§ **THE TASK**
Below are records to repeat exactly. Omit the pictures from the copy.

§ **RECORDS FOR PROCESSING**
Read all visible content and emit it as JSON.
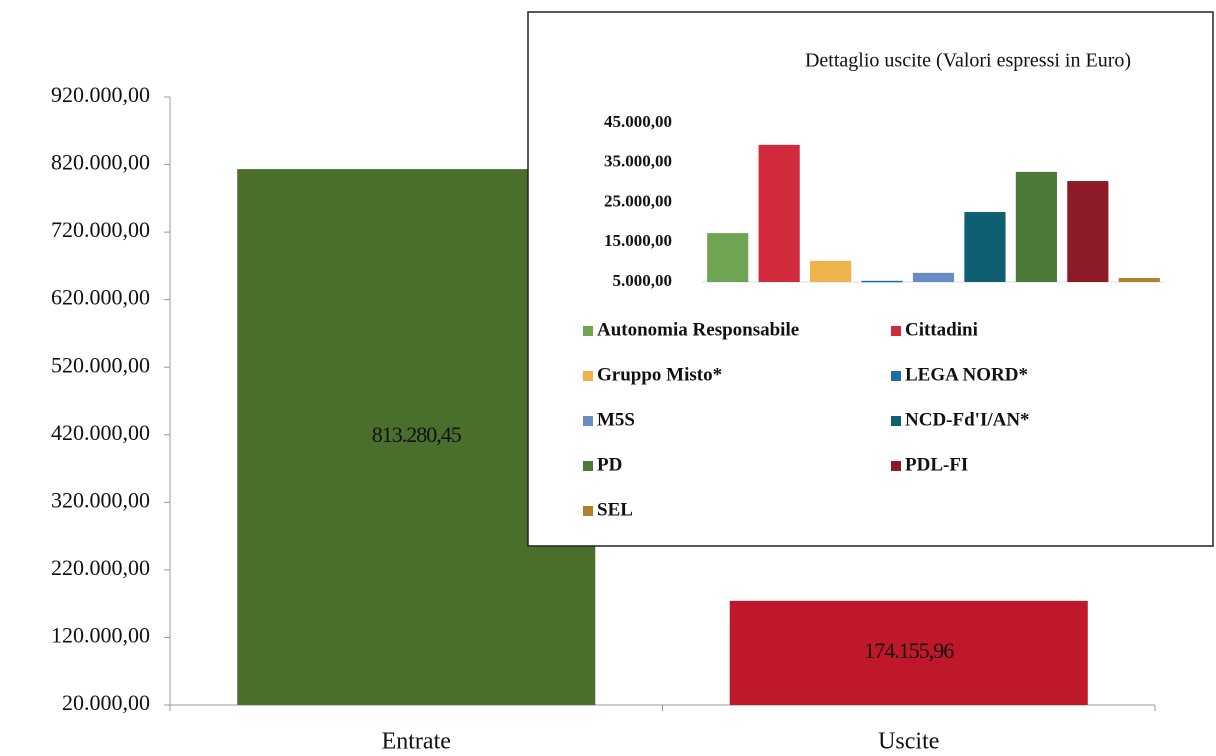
{
  "chart_data": [
    {
      "type": "bar",
      "categories": [
        "Entrate",
        "Uscite"
      ],
      "values": [
        813280.45,
        174155.96
      ],
      "value_labels": [
        "813.280,45",
        "174.155,96"
      ],
      "colors": [
        "#4a6e2c",
        "#c0182b"
      ],
      "ylim": [
        20000,
        920000
      ],
      "yticks": [
        {
          "value": 20000,
          "label": "20.000,00"
        },
        {
          "value": 120000,
          "label": "120.000,00"
        },
        {
          "value": 220000,
          "label": "220.000,00"
        },
        {
          "value": 320000,
          "label": "320.000,00"
        },
        {
          "value": 420000,
          "label": "420.000,00"
        },
        {
          "value": 520000,
          "label": "520.000,00"
        },
        {
          "value": 620000,
          "label": "620.000,00"
        },
        {
          "value": 720000,
          "label": "720.000,00"
        },
        {
          "value": 820000,
          "label": "820.000,00"
        },
        {
          "value": 920000,
          "label": "920.000,00"
        }
      ]
    },
    {
      "type": "bar",
      "title": "Dettaglio uscite (Valori espressi in Euro)",
      "categories": [
        "Autonomia Responsabile",
        "Cittadini",
        "Gruppo Misto*",
        "LEGA NORD*",
        "M5S",
        "NCD-Fd'I/AN*",
        "PD",
        "PDL-FI",
        "SEL"
      ],
      "values": [
        17300,
        39500,
        10300,
        5300,
        7300,
        22600,
        32700,
        30400,
        6000
      ],
      "colors": [
        "#6fa552",
        "#d12a3c",
        "#f0b24a",
        "#1b6ea8",
        "#6a8cc6",
        "#0f5f73",
        "#4b7b36",
        "#8c1a27",
        "#b0802e"
      ],
      "ylim": [
        5000,
        45000
      ],
      "yticks": [
        {
          "value": 5000,
          "label": "5.000,00"
        },
        {
          "value": 15000,
          "label": "15.000,00"
        },
        {
          "value": 25000,
          "label": "25.000,00"
        },
        {
          "value": 35000,
          "label": "35.000,00"
        },
        {
          "value": 45000,
          "label": "45.000,00"
        }
      ]
    }
  ]
}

§ **WORKED ANSWER**
Read all visible content and emit it as JSON.
{
  "chart_data": [
    {
      "type": "bar",
      "categories": [
        "Entrate",
        "Uscite"
      ],
      "values": [
        813280.45,
        174155.96
      ],
      "value_labels": [
        "813.280,45",
        "174.155,96"
      ],
      "colors": [
        "#4a6e2c",
        "#c0182b"
      ],
      "ylim": [
        20000,
        920000
      ],
      "yticks": [
        {
          "value": 20000,
          "label": "20.000,00"
        },
        {
          "value": 120000,
          "label": "120.000,00"
        },
        {
          "value": 220000,
          "label": "220.000,00"
        },
        {
          "value": 320000,
          "label": "320.000,00"
        },
        {
          "value": 420000,
          "label": "420.000,00"
        },
        {
          "value": 520000,
          "label": "520.000,00"
        },
        {
          "value": 620000,
          "label": "620.000,00"
        },
        {
          "value": 720000,
          "label": "720.000,00"
        },
        {
          "value": 820000,
          "label": "820.000,00"
        },
        {
          "value": 920000,
          "label": "920.000,00"
        }
      ]
    },
    {
      "type": "bar",
      "title": "Dettaglio uscite (Valori espressi in Euro)",
      "categories": [
        "Autonomia Responsabile",
        "Cittadini",
        "Gruppo Misto*",
        "LEGA NORD*",
        "M5S",
        "NCD-Fd'I/AN*",
        "PD",
        "PDL-FI",
        "SEL"
      ],
      "values": [
        17300,
        39500,
        10300,
        5300,
        7300,
        22600,
        32700,
        30400,
        6000
      ],
      "colors": [
        "#6fa552",
        "#d12a3c",
        "#f0b24a",
        "#1b6ea8",
        "#6a8cc6",
        "#0f5f73",
        "#4b7b36",
        "#8c1a27",
        "#b0802e"
      ],
      "ylim": [
        5000,
        45000
      ],
      "yticks": [
        {
          "value": 5000,
          "label": "5.000,00"
        },
        {
          "value": 15000,
          "label": "15.000,00"
        },
        {
          "value": 25000,
          "label": "25.000,00"
        },
        {
          "value": 35000,
          "label": "35.000,00"
        },
        {
          "value": 45000,
          "label": "45.000,00"
        }
      ]
    }
  ]
}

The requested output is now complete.